BEGIN

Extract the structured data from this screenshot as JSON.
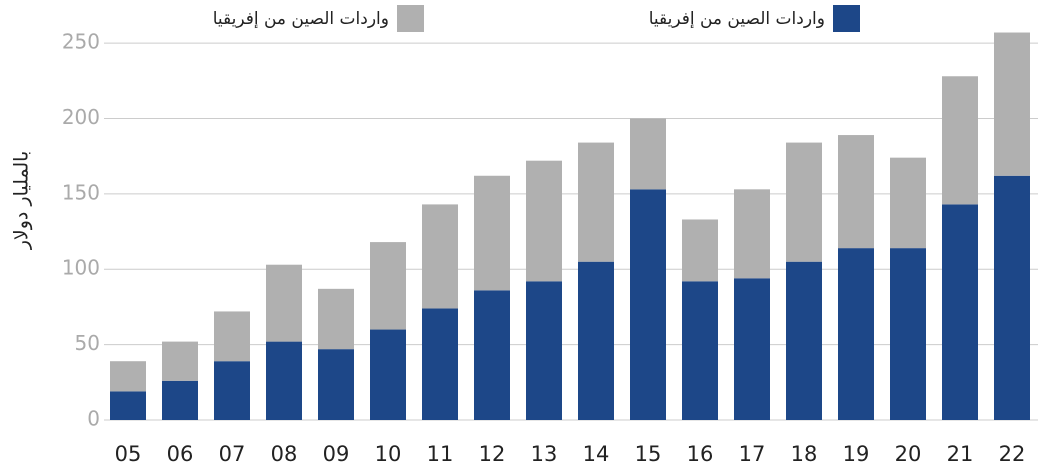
{
  "chart_data": {
    "type": "stacked_bar",
    "y_label": "بالمليار دولار",
    "categories": [
      "05",
      "06",
      "07",
      "08",
      "09",
      "10",
      "11",
      "12",
      "13",
      "14",
      "15",
      "16",
      "17",
      "18",
      "19",
      "20",
      "21",
      "22"
    ],
    "series": [
      {
        "name": "واردات الصين من إفريقيا",
        "color": "#1d4788",
        "values": [
          19,
          26,
          39,
          52,
          47,
          60,
          74,
          86,
          92,
          105,
          153,
          92,
          94,
          105,
          114,
          114,
          143,
          162
        ]
      },
      {
        "name": "واردات الصين من إفريقيا",
        "color": "#b0b0b0",
        "values": [
          20,
          26,
          33,
          51,
          40,
          58,
          69,
          76,
          80,
          79,
          47,
          41,
          59,
          79,
          75,
          60,
          85,
          95
        ]
      }
    ],
    "ylim": [
      0,
      260
    ],
    "yticks": [
      0,
      50,
      100,
      150,
      200,
      250
    ],
    "grid": true
  }
}
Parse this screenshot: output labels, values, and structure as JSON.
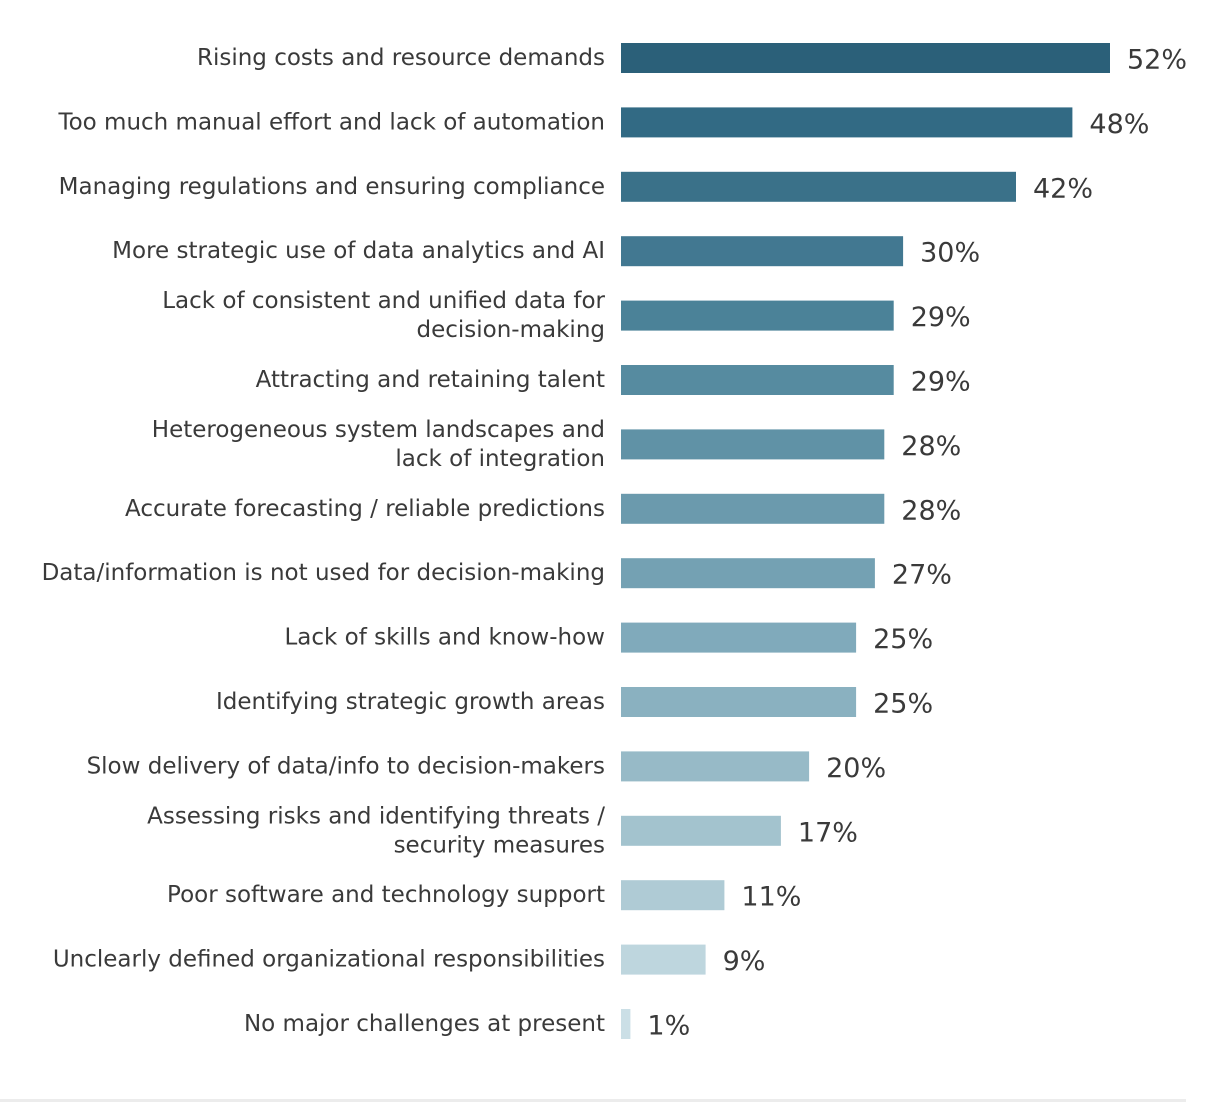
{
  "chart_data": {
    "type": "bar",
    "orientation": "horizontal",
    "title": "",
    "xlabel": "",
    "ylabel": "",
    "xlim": [
      0,
      52
    ],
    "grid": false,
    "legend": "none",
    "value_suffix": "%",
    "categories": [
      [
        "Rising costs and resource demands"
      ],
      [
        "Too much manual effort and lack of automation"
      ],
      [
        "Managing regulations and ensuring compliance"
      ],
      [
        "More strategic use of data analytics and AI"
      ],
      [
        "Lack of consistent and unified data for",
        "decision-making"
      ],
      [
        "Attracting and retaining talent"
      ],
      [
        "Heterogeneous system landscapes and",
        "lack of integration"
      ],
      [
        "Accurate forecasting / reliable predictions"
      ],
      [
        "Data/information is not used for decision-making"
      ],
      [
        "Lack of skills and know-how"
      ],
      [
        "Identifying strategic growth areas"
      ],
      [
        "Slow delivery of data/info to decision-makers"
      ],
      [
        "Assessing risks and identifying threats /",
        "security measures"
      ],
      [
        "Poor software and technology support"
      ],
      [
        "Unclearly defined organizational responsibilities"
      ],
      [
        "No major challenges at present"
      ]
    ],
    "values": [
      52,
      48,
      42,
      30,
      29,
      29,
      28,
      28,
      27,
      25,
      25,
      20,
      17,
      11,
      9,
      1
    ],
    "value_labels": [
      "52%",
      "48%",
      "42%",
      "30%",
      "29%",
      "29%",
      "28%",
      "28%",
      "27%",
      "25%",
      "25%",
      "20%",
      "17%",
      "11%",
      "9%",
      "1%"
    ],
    "bar_colors": [
      "#2b6079",
      "#326a84",
      "#3a7189",
      "#427891",
      "#4b8298",
      "#568ba0",
      "#6092a6",
      "#6b9aad",
      "#74a1b3",
      "#80aabb",
      "#8ab1c0",
      "#97bac7",
      "#a3c3ce",
      "#afcbd5",
      "#bed6de",
      "#cbdfe6"
    ],
    "text_color": "#3a3a3a"
  }
}
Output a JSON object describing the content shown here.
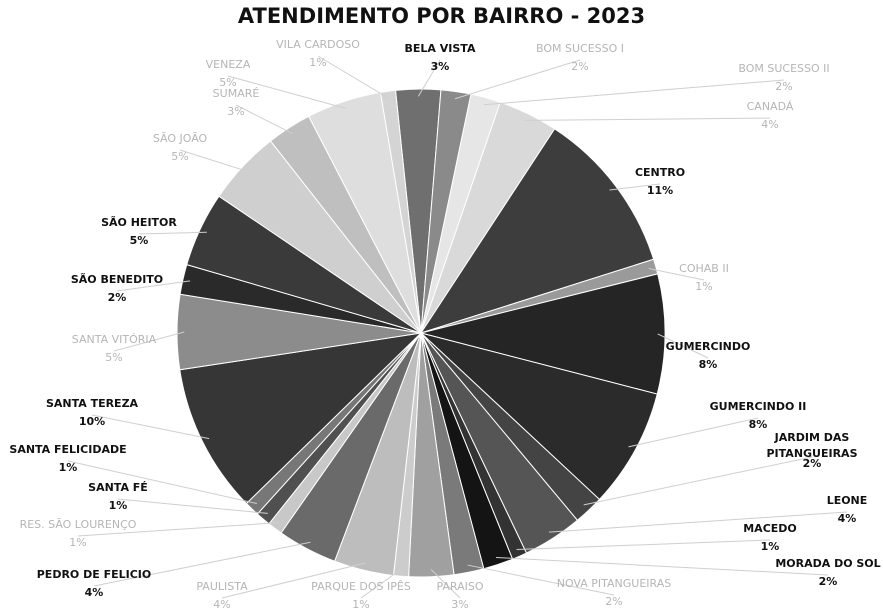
{
  "chart_data": {
    "type": "pie",
    "title": "ATENDIMENTO POR BAIRRO - 2023",
    "unit": "%",
    "slices": [
      {
        "label": "BELA VISTA",
        "value": 3,
        "value_label": "3%",
        "color": "#6f6f6f",
        "label_style": "dark"
      },
      {
        "label": "BOM SUCESSO I",
        "value": 2,
        "value_label": "2%",
        "color": "#8a8a8a",
        "label_style": "light"
      },
      {
        "label": "BOM SUCESSO II",
        "value": 2,
        "value_label": "2%",
        "color": "#e6e6e6",
        "label_style": "light"
      },
      {
        "label": "CANADÁ",
        "value": 4,
        "value_label": "4%",
        "color": "#d9d9d9",
        "label_style": "light"
      },
      {
        "label": "CENTRO",
        "value": 11,
        "value_label": "11%",
        "color": "#3d3d3d",
        "label_style": "dark"
      },
      {
        "label": "COHAB II",
        "value": 1,
        "value_label": "1%",
        "color": "#9a9a9a",
        "label_style": "light"
      },
      {
        "label": "GUMERCINDO",
        "value": 8,
        "value_label": "8%",
        "color": "#252525",
        "label_style": "dark"
      },
      {
        "label": "GUMERCINDO II",
        "value": 8,
        "value_label": "8%",
        "color": "#2b2b2b",
        "label_style": "dark"
      },
      {
        "label": "JARDIM DAS PITANGUEIRAS",
        "value": 2,
        "value_label": "2%",
        "color": "#444444",
        "label_style": "dark"
      },
      {
        "label": "LEONE",
        "value": 4,
        "value_label": "4%",
        "color": "#555555",
        "label_style": "dark"
      },
      {
        "label": "MACEDO",
        "value": 1,
        "value_label": "1%",
        "color": "#333333",
        "label_style": "dark"
      },
      {
        "label": "MORADA DO SOL",
        "value": 2,
        "value_label": "2%",
        "color": "#141414",
        "label_style": "dark"
      },
      {
        "label": "NOVA PITANGUEIRAS",
        "value": 2,
        "value_label": "2%",
        "color": "#7a7a7a",
        "label_style": "light"
      },
      {
        "label": "PARAISO",
        "value": 3,
        "value_label": "3%",
        "color": "#a0a0a0",
        "label_style": "light"
      },
      {
        "label": "PARQUE DOS IPÊS",
        "value": 1,
        "value_label": "1%",
        "color": "#cccccc",
        "label_style": "light"
      },
      {
        "label": "PAULISTA",
        "value": 4,
        "value_label": "4%",
        "color": "#bdbdbd",
        "label_style": "light"
      },
      {
        "label": "PEDRO DE FELICIO",
        "value": 4,
        "value_label": "4%",
        "color": "#6a6a6a",
        "label_style": "dark"
      },
      {
        "label": "RES. SÃO LOURENÇO",
        "value": 1,
        "value_label": "1%",
        "color": "#c8c8c8",
        "label_style": "light"
      },
      {
        "label": "SANTA FÉ",
        "value": 1,
        "value_label": "1%",
        "color": "#505050",
        "label_style": "dark"
      },
      {
        "label": "SANTA FELICIDADE",
        "value": 1,
        "value_label": "1%",
        "color": "#777777",
        "label_style": "dark"
      },
      {
        "label": "SANTA TEREZA",
        "value": 10,
        "value_label": "10%",
        "color": "#363636",
        "label_style": "dark"
      },
      {
        "label": "SANTA VITÓRIA",
        "value": 5,
        "value_label": "5%",
        "color": "#8c8c8c",
        "label_style": "light"
      },
      {
        "label": "SÃO BENEDITO",
        "value": 2,
        "value_label": "2%",
        "color": "#2a2a2a",
        "label_style": "dark"
      },
      {
        "label": "SÃO HEITOR",
        "value": 5,
        "value_label": "5%",
        "color": "#3a3a3a",
        "label_style": "dark"
      },
      {
        "label": "SÃO JOÃO",
        "value": 5,
        "value_label": "5%",
        "color": "#cfcfcf",
        "label_style": "light"
      },
      {
        "label": "SUMARÉ",
        "value": 3,
        "value_label": "3%",
        "color": "#bfbfbf",
        "label_style": "light"
      },
      {
        "label": "VENEZA",
        "value": 5,
        "value_label": "5%",
        "color": "#dedede",
        "label_style": "light"
      },
      {
        "label": "VILA CARDOSO",
        "value": 1,
        "value_label": "1%",
        "color": "#d4d4d4",
        "label_style": "light"
      }
    ],
    "legend": "none",
    "label_placement": "outside with leader lines"
  }
}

END

- WRITTEN PROBLEM
Copy every line of the data exactly as written, excluding the pictures.

- TASK SOLUTION
Extract the structured data from this screenshot as JSON.
{
  "chart_data": {
    "type": "stacked_bar",
    "y_label": "بالمليار دولار",
    "categories": [
      "05",
      "06",
      "07",
      "08",
      "09",
      "10",
      "11",
      "12",
      "13",
      "14",
      "15",
      "16",
      "17",
      "18",
      "19",
      "20",
      "21",
      "22"
    ],
    "series": [
      {
        "name": "واردات الصين من إفريقيا",
        "color": "#1d4788",
        "values": [
          19,
          26,
          39,
          52,
          47,
          60,
          74,
          86,
          92,
          105,
          153,
          92,
          94,
          105,
          114,
          114,
          143,
          162
        ]
      },
      {
        "name": "واردات الصين من إفريقيا",
        "color": "#b0b0b0",
        "values": [
          20,
          26,
          33,
          51,
          40,
          58,
          69,
          76,
          80,
          79,
          47,
          41,
          59,
          79,
          75,
          60,
          85,
          95
        ]
      }
    ],
    "ylim": [
      0,
      260
    ],
    "yticks": [
      0,
      50,
      100,
      150,
      200,
      250
    ],
    "grid": true
  }
}
Parse this screenshot: output labels, values, and structure as JSON.
{
  "chart_data": {
    "type": "bar",
    "orientation": "horizontal",
    "title": "",
    "xlabel": "",
    "ylabel": "",
    "xlim": [
      0,
      52
    ],
    "grid": false,
    "legend": "none",
    "value_suffix": "%",
    "categories": [
      [
        "Rising costs and resource demands"
      ],
      [
        "Too much manual effort and lack of automation"
      ],
      [
        "Managing regulations and ensuring compliance"
      ],
      [
        "More strategic use of data analytics and AI"
      ],
      [
        "Lack of consistent and unified data for",
        "decision-making"
      ],
      [
        "Attracting and retaining talent"
      ],
      [
        "Heterogeneous system landscapes and",
        "lack of integration"
      ],
      [
        "Accurate forecasting / reliable predictions"
      ],
      [
        "Data/information is not used for decision-making"
      ],
      [
        "Lack of skills and know-how"
      ],
      [
        "Identifying strategic growth areas"
      ],
      [
        "Slow delivery of data/info to decision-makers"
      ],
      [
        "Assessing risks and identifying threats /",
        "security measures"
      ],
      [
        "Poor software and technology support"
      ],
      [
        "Unclearly defined organizational responsibilities"
      ],
      [
        "No major challenges at present"
      ]
    ],
    "values": [
      52,
      48,
      42,
      30,
      29,
      29,
      28,
      28,
      27,
      25,
      25,
      20,
      17,
      11,
      9,
      1
    ],
    "value_labels": [
      "52%",
      "48%",
      "42%",
      "30%",
      "29%",
      "29%",
      "28%",
      "28%",
      "27%",
      "25%",
      "25%",
      "20%",
      "17%",
      "11%",
      "9%",
      "1%"
    ],
    "bar_colors": [
      "#2b6079",
      "#326a84",
      "#3a7189",
      "#427891",
      "#4b8298",
      "#568ba0",
      "#6092a6",
      "#6b9aad",
      "#74a1b3",
      "#80aabb",
      "#8ab1c0",
      "#97bac7",
      "#a3c3ce",
      "#afcbd5",
      "#bed6de",
      "#cbdfe6"
    ],
    "text_color": "#3a3a3a"
  }
}
Output a JSON object describing the content shown here.
{
  "chart_data": {
    "type": "pie",
    "title": "ATENDIMENTO POR BAIRRO - 2023",
    "unit": "%",
    "slices": [
      {
        "label": "BELA VISTA",
        "value": 3,
        "value_label": "3%",
        "color": "#6f6f6f",
        "label_style": "dark"
      },
      {
        "label": "BOM SUCESSO I",
        "value": 2,
        "value_label": "2%",
        "color": "#8a8a8a",
        "label_style": "light"
      },
      {
        "label": "BOM SUCESSO II",
        "value": 2,
        "value_label": "2%",
        "color": "#e6e6e6",
        "label_style": "light"
      },
      {
        "label": "CANADÁ",
        "value": 4,
        "value_label": "4%",
        "color": "#d9d9d9",
        "label_style": "light"
      },
      {
        "label": "CENTRO",
        "value": 11,
        "value_label": "11%",
        "color": "#3d3d3d",
        "label_style": "dark"
      },
      {
        "label": "COHAB II",
        "value": 1,
        "value_label": "1%",
        "color": "#9a9a9a",
        "label_style": "light"
      },
      {
        "label": "GUMERCINDO",
        "value": 8,
        "value_label": "8%",
        "color": "#252525",
        "label_style": "dark"
      },
      {
        "label": "GUMERCINDO II",
        "value": 8,
        "value_label": "8%",
        "color": "#2b2b2b",
        "label_style": "dark"
      },
      {
        "label": "JARDIM DAS PITANGUEIRAS",
        "value": 2,
        "value_label": "2%",
        "color": "#444444",
        "label_style": "dark"
      },
      {
        "label": "LEONE",
        "value": 4,
        "value_label": "4%",
        "color": "#555555",
        "label_style": "dark"
      },
      {
        "label": "MACEDO",
        "value": 1,
        "value_label": "1%",
        "color": "#333333",
        "label_style": "dark"
      },
      {
        "label": "MORADA DO SOL",
        "value": 2,
        "value_label": "2%",
        "color": "#141414",
        "label_style": "dark"
      },
      {
        "label": "NOVA PITANGUEIRAS",
        "value": 2,
        "value_label": "2%",
        "color": "#7a7a7a",
        "label_style": "light"
      },
      {
        "label": "PARAISO",
        "value": 3,
        "value_label": "3%",
        "color": "#a0a0a0",
        "label_style": "light"
      },
      {
        "label": "PARQUE DOS IPÊS",
        "value": 1,
        "value_label": "1%",
        "color": "#cccccc",
        "label_style": "light"
      },
      {
        "label": "PAULISTA",
        "value": 4,
        "value_label": "4%",
        "color": "#bdbdbd",
        "label_style": "light"
      },
      {
        "label": "PEDRO DE FELICIO",
        "value": 4,
        "value_label": "4%",
        "color": "#6a6a6a",
        "label_style": "dark"
      },
      {
        "label": "RES. SÃO LOURENÇO",
        "value": 1,
        "value_label": "1%",
        "color": "#c8c8c8",
        "label_style": "light"
      },
      {
        "label": "SANTA FÉ",
        "value": 1,
        "value_label": "1%",
        "color": "#505050",
        "label_style": "dark"
      },
      {
        "label": "SANTA FELICIDADE",
        "value": 1,
        "value_label": "1%",
        "color": "#777777",
        "label_style": "dark"
      },
      {
        "label": "SANTA TEREZA",
        "value": 10,
        "value_label": "10%",
        "color": "#363636",
        "label_style": "dark"
      },
      {
        "label": "SANTA VITÓRIA",
        "value": 5,
        "value_label": "5%",
        "color": "#8c8c8c",
        "label_style": "light"
      },
      {
        "label": "SÃO BENEDITO",
        "value": 2,
        "value_label": "2%",
        "color": "#2a2a2a",
        "label_style": "dark"
      },
      {
        "label": "SÃO HEITOR",
        "value": 5,
        "value_label": "5%",
        "color": "#3a3a3a",
        "label_style": "dark"
      },
      {
        "label": "SÃO JOÃO",
        "value": 5,
        "value_label": "5%",
        "color": "#cfcfcf",
        "label_style": "light"
      },
      {
        "label": "SUMARÉ",
        "value": 3,
        "value_label": "3%",
        "color": "#bfbfbf",
        "label_style": "light"
      },
      {
        "label": "VENEZA",
        "value": 5,
        "value_label": "5%",
        "color": "#dedede",
        "label_style": "light"
      },
      {
        "label": "VILA CARDOSO",
        "value": 1,
        "value_label": "1%",
        "color": "#d4d4d4",
        "label_style": "light"
      }
    ],
    "legend": "none",
    "label_placement": "outside with leader lines"
  }
}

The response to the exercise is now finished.